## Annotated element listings

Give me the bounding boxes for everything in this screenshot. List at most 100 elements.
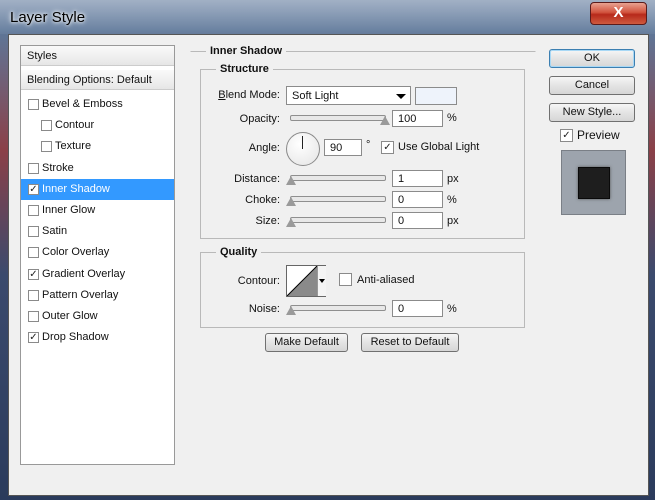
new-style-button[interactable]: New Style... [549,103,635,122]
inner-shadow-title: Inner Shadow [206,45,287,57]
size-slider-thumb[interactable] [286,218,296,227]
styles-header[interactable]: Styles [21,46,174,66]
distance-label: Distance: [234,173,280,185]
chevron-down-icon [319,279,325,283]
styles-list: Styles Blending Options: Default Bevel &… [20,45,175,465]
close-button[interactable]: X [590,2,647,25]
style-item-checkbox[interactable]: ✓ [28,268,39,280]
style-item-gradient-overlay[interactable]: ✓ Gradient Overlay [21,264,174,285]
noise-input[interactable]: 0 [392,300,443,317]
style-item-checkbox[interactable] [28,99,39,110]
chevron-down-icon [396,94,406,99]
use-global-light-label: Use Global Light [398,141,480,153]
angle-input[interactable]: 90 [324,139,362,156]
blend-mode-label-text: lend Mode: [225,89,280,101]
style-item-checkbox[interactable] [28,311,39,322]
angle-dial[interactable] [286,132,320,166]
style-item-label: Drop Shadow [42,331,109,344]
opacity-label: Opacity: [239,113,280,125]
style-item-label: Pattern Overlay [42,288,119,301]
choke-input[interactable]: 0 [392,191,443,208]
noise-unit: % [447,303,457,315]
contour-linear-icon [287,266,317,296]
style-item-label: Color Overlay [42,246,110,259]
choke-slider-track[interactable] [290,196,386,202]
quality-title: Quality [216,246,262,258]
size-unit: px [447,215,459,227]
style-item-checkbox[interactable]: ✓ [28,332,39,344]
style-preview-thumbnail [561,150,626,215]
noise-slider-track[interactable] [290,305,386,311]
window-title: Layer Style [10,9,86,26]
angle-dial-needle [302,136,303,149]
style-item-label: Gradient Overlay [42,267,126,280]
style-item-label: Texture [55,140,92,153]
style-item-satin[interactable]: Satin [21,221,174,242]
choke-slider-thumb[interactable] [286,197,296,206]
blend-mode-select[interactable]: Soft Light [286,86,411,105]
angle-label: Angle: [248,142,280,154]
style-item-checkbox[interactable] [28,205,39,216]
ok-button[interactable]: OK [549,49,635,68]
style-item-inner-glow[interactable]: Inner Glow [21,200,174,221]
choke-label: Choke: [245,194,280,206]
distance-slider-thumb[interactable] [286,176,296,185]
style-item-checkbox[interactable]: ✓ [28,183,39,195]
use-global-light-checkbox[interactable]: ✓ [381,141,394,154]
contour-label: Contour: [237,275,280,287]
style-item-contour[interactable]: Contour [21,115,174,136]
style-item-label: Stroke [42,161,74,174]
title-bar[interactable] [0,0,655,34]
preview-label: Preview [577,128,620,142]
preview-swatch [578,167,610,199]
quality-group [200,252,525,328]
style-item-stroke[interactable]: Stroke [21,158,174,179]
style-item-texture[interactable]: Texture [21,136,174,157]
contour-picker[interactable] [286,265,326,297]
style-item-label: Bevel & Emboss [42,98,123,110]
choke-unit: % [447,194,457,206]
angle-unit: ° [366,139,371,151]
size-slider-track[interactable] [290,217,386,223]
style-item-label: Contour [55,119,95,132]
style-item-outer-glow[interactable]: Outer Glow [21,306,174,327]
contour-dropdown[interactable] [317,266,326,296]
make-default-button[interactable]: Make Default [265,333,348,352]
distance-input[interactable]: 1 [392,170,443,187]
anti-aliased-checkbox[interactable] [339,273,352,286]
shadow-color-swatch[interactable] [415,87,457,105]
opacity-unit: % [447,112,457,124]
style-item-label: Satin [42,225,68,238]
style-item-color-overlay[interactable]: Color Overlay [21,242,174,263]
style-item-checkbox[interactable] [28,247,39,259]
anti-aliased-label: Anti-aliased [357,274,415,286]
blend-mode-value: Soft Light [292,90,339,102]
size-input[interactable]: 0 [392,212,443,229]
noise-slider-thumb[interactable] [286,306,296,315]
style-item-checkbox[interactable] [28,289,39,301]
reset-to-default-button[interactable]: Reset to Default [361,333,459,352]
style-item-inner-shadow[interactable]: ✓ Inner Shadow [21,178,174,200]
opacity-slider-thumb[interactable] [380,116,390,125]
noise-label: Noise: [248,303,280,315]
style-item-pattern-overlay[interactable]: Pattern Overlay [21,285,174,306]
style-item-bevel-emboss[interactable]: Bevel & Emboss [21,94,174,115]
style-item-checkbox[interactable] [28,226,39,238]
blend-mode-label: Blend Mode: [218,89,280,101]
size-label: Size: [255,215,280,227]
distance-slider-track[interactable] [290,175,386,181]
style-item-checkbox[interactable] [28,162,39,174]
style-item-checkbox[interactable] [41,120,52,132]
style-item-checkbox[interactable] [41,141,52,153]
opacity-slider-track[interactable] [290,115,386,121]
structure-title: Structure [216,63,273,75]
style-item-drop-shadow[interactable]: ✓ Drop Shadow [21,327,174,348]
distance-unit: px [447,173,459,185]
cancel-button[interactable]: Cancel [549,76,635,95]
blending-options-item[interactable]: Blending Options: Default [21,70,174,90]
preview-checkbox[interactable]: ✓ [560,129,573,142]
style-item-label: Outer Glow [42,310,98,322]
style-item-label: Inner Shadow [42,182,110,195]
opacity-input[interactable]: 100 [392,110,443,127]
style-item-label: Inner Glow [42,204,96,216]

## Given task
Please reproduce every line of the records above word for word, omitting the pictures.

## Result below
Give me the bounding boxes for everything in this screenshot. List at most 100 elements.
new-style-button[interactable]: New Style... [549,103,635,122]
inner-shadow-title: Inner Shadow [206,45,287,57]
size-slider-thumb[interactable] [286,218,296,227]
styles-header[interactable]: Styles [21,46,174,66]
distance-label: Distance: [234,173,280,185]
chevron-down-icon [319,279,325,283]
styles-list: Styles Blending Options: Default Bevel &… [20,45,175,465]
close-button[interactable]: X [590,2,647,25]
style-item-checkbox[interactable]: ✓ [28,268,39,280]
style-item-gradient-overlay[interactable]: ✓ Gradient Overlay [21,264,174,285]
noise-input[interactable]: 0 [392,300,443,317]
style-item-checkbox[interactable] [28,99,39,110]
chevron-down-icon [396,94,406,99]
use-global-light-label: Use Global Light [398,141,480,153]
angle-input[interactable]: 90 [324,139,362,156]
blend-mode-label-text: lend Mode: [225,89,280,101]
style-item-checkbox[interactable] [28,311,39,322]
angle-dial[interactable] [286,132,320,166]
style-item-label: Drop Shadow [42,331,109,344]
opacity-label: Opacity: [239,113,280,125]
style-item-label: Pattern Overlay [42,288,119,301]
choke-input[interactable]: 0 [392,191,443,208]
noise-unit: % [447,303,457,315]
contour-linear-icon [287,266,317,296]
style-item-label: Color Overlay [42,246,110,259]
choke-slider-track[interactable] [290,196,386,202]
quality-title: Quality [216,246,262,258]
size-unit: px [447,215,459,227]
style-item-checkbox[interactable]: ✓ [28,332,39,344]
style-preview-thumbnail [561,150,626,215]
noise-slider-track[interactable] [290,305,386,311]
window-title: Layer Style [10,9,86,26]
angle-dial-needle [302,136,303,149]
style-item-label: Gradient Overlay [42,267,126,280]
style-item-label: Texture [55,140,92,153]
style-item-satin[interactable]: Satin [21,221,174,242]
choke-slider-thumb[interactable] [286,197,296,206]
blend-mode-select[interactable]: Soft Light [286,86,411,105]
angle-label: Angle: [248,142,280,154]
style-item-checkbox[interactable] [28,205,39,216]
ok-button[interactable]: OK [549,49,635,68]
style-item-inner-glow[interactable]: Inner Glow [21,200,174,221]
choke-label: Choke: [245,194,280,206]
distance-slider-thumb[interactable] [286,176,296,185]
style-item-checkbox[interactable]: ✓ [28,183,39,195]
use-global-light-checkbox[interactable]: ✓ [381,141,394,154]
contour-label: Contour: [237,275,280,287]
style-item-contour[interactable]: Contour [21,115,174,136]
style-item-label: Stroke [42,161,74,174]
title-bar[interactable] [0,0,655,34]
preview-label: Preview [577,128,620,142]
preview-swatch [578,167,610,199]
quality-group [200,252,525,328]
style-item-stroke[interactable]: Stroke [21,158,174,179]
style-item-texture[interactable]: Texture [21,136,174,157]
contour-picker[interactable] [286,265,326,297]
style-item-label: Bevel & Emboss [42,98,123,110]
choke-unit: % [447,194,457,206]
angle-unit: ° [366,139,371,151]
size-slider-track[interactable] [290,217,386,223]
style-item-label: Contour [55,119,95,132]
style-item-outer-glow[interactable]: Outer Glow [21,306,174,327]
contour-dropdown[interactable] [317,266,326,296]
make-default-button[interactable]: Make Default [265,333,348,352]
distance-input[interactable]: 1 [392,170,443,187]
anti-aliased-checkbox[interactable] [339,273,352,286]
shadow-color-swatch[interactable] [415,87,457,105]
opacity-unit: % [447,112,457,124]
style-item-label: Satin [42,225,68,238]
style-item-color-overlay[interactable]: Color Overlay [21,242,174,263]
style-item-checkbox[interactable] [28,247,39,259]
anti-aliased-label: Anti-aliased [357,274,415,286]
blend-mode-value: Soft Light [292,90,339,102]
size-input[interactable]: 0 [392,212,443,229]
noise-slider-thumb[interactable] [286,306,296,315]
style-item-checkbox[interactable] [28,289,39,301]
reset-to-default-button[interactable]: Reset to Default [361,333,459,352]
style-item-inner-shadow[interactable]: ✓ Inner Shadow [21,178,174,200]
opacity-slider-thumb[interactable] [380,116,390,125]
noise-label: Noise: [248,303,280,315]
style-item-pattern-overlay[interactable]: Pattern Overlay [21,285,174,306]
style-item-bevel-emboss[interactable]: Bevel & Emboss [21,94,174,115]
style-item-checkbox[interactable] [28,226,39,238]
blend-mode-label: Blend Mode: [218,89,280,101]
size-label: Size: [255,215,280,227]
distance-slider-track[interactable] [290,175,386,181]
style-item-checkbox[interactable] [28,162,39,174]
style-item-checkbox[interactable] [41,120,52,132]
style-item-checkbox[interactable] [41,141,52,153]
opacity-slider-track[interactable] [290,115,386,121]
structure-title: Structure [216,63,273,75]
style-item-drop-shadow[interactable]: ✓ Drop Shadow [21,327,174,348]
distance-unit: px [447,173,459,185]
cancel-button[interactable]: Cancel [549,76,635,95]
blending-options-item[interactable]: Blending Options: Default [21,70,174,90]
preview-checkbox[interactable]: ✓ [560,129,573,142]
style-item-label: Outer Glow [42,310,98,322]
style-item-label: Inner Shadow [42,182,110,195]
opacity-input[interactable]: 100 [392,110,443,127]
style-item-label: Inner Glow [42,204,96,216]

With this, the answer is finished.